(Data entries)
━━━━━━━━━━━━━━━━━━━━
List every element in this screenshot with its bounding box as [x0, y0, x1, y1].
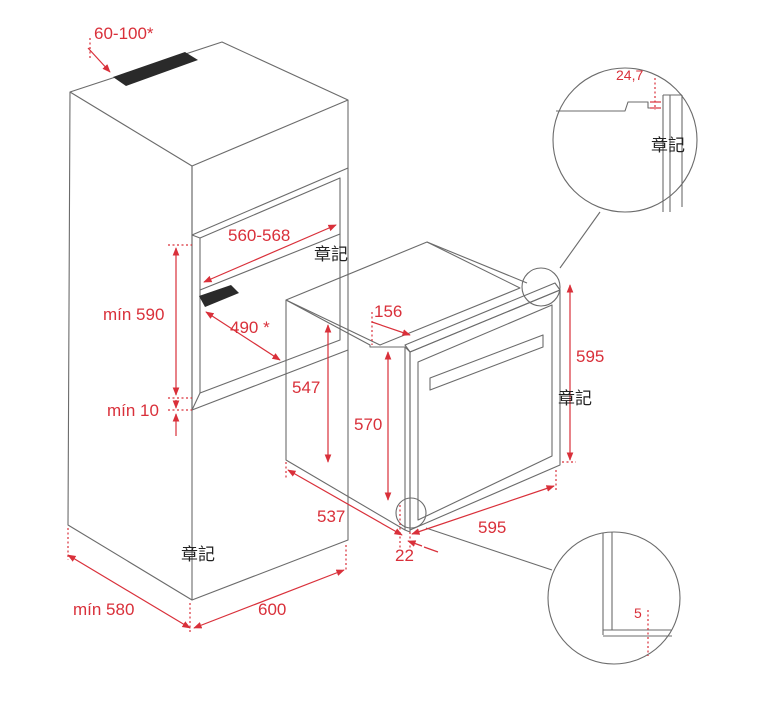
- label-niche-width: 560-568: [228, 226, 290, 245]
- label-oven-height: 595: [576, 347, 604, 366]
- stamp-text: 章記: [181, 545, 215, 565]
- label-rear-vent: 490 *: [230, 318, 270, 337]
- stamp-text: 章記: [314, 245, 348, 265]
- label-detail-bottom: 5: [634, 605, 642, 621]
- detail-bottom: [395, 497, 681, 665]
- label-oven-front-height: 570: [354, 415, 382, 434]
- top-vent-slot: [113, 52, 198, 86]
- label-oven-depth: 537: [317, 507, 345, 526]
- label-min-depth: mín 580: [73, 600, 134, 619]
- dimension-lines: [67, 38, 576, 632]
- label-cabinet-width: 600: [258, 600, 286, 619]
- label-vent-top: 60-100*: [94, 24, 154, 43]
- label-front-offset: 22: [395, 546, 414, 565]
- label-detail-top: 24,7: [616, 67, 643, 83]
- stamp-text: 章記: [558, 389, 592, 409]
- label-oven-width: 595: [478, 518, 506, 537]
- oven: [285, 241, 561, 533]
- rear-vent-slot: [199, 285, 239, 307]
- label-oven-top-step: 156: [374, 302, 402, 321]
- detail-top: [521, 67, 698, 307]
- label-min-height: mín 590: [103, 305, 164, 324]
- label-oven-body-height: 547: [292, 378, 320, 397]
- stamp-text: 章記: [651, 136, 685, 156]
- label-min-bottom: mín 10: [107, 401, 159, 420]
━━━━━━━━━━━━━━━━━━━━
→ Instructions to follow
Can you convert the part of the listing above that opens with the line containing "- label-niche-width: 560-568: [228, 226, 290, 245]" and closes with the line containing "- label-oven-front-height: 570: [354, 415, 382, 434]", both included, into a JSON list of strings, one string per line, with blank lines left out?

→ Task solution
[
  "- label-niche-width: 560-568: [228, 226, 290, 245]",
  "- label-oven-height: 595: [576, 347, 604, 366]",
  "- stamp-text: 章記: [181, 545, 215, 565]",
  "- label-rear-vent: 490 *: [230, 318, 270, 337]",
  "- stamp-text: 章記: [314, 245, 348, 265]",
  "- label-detail-bottom: 5: [634, 605, 642, 621]",
  "- detail-bottom: [395, 497, 681, 665]",
  "- label-oven-front-height: 570: [354, 415, 382, 434]"
]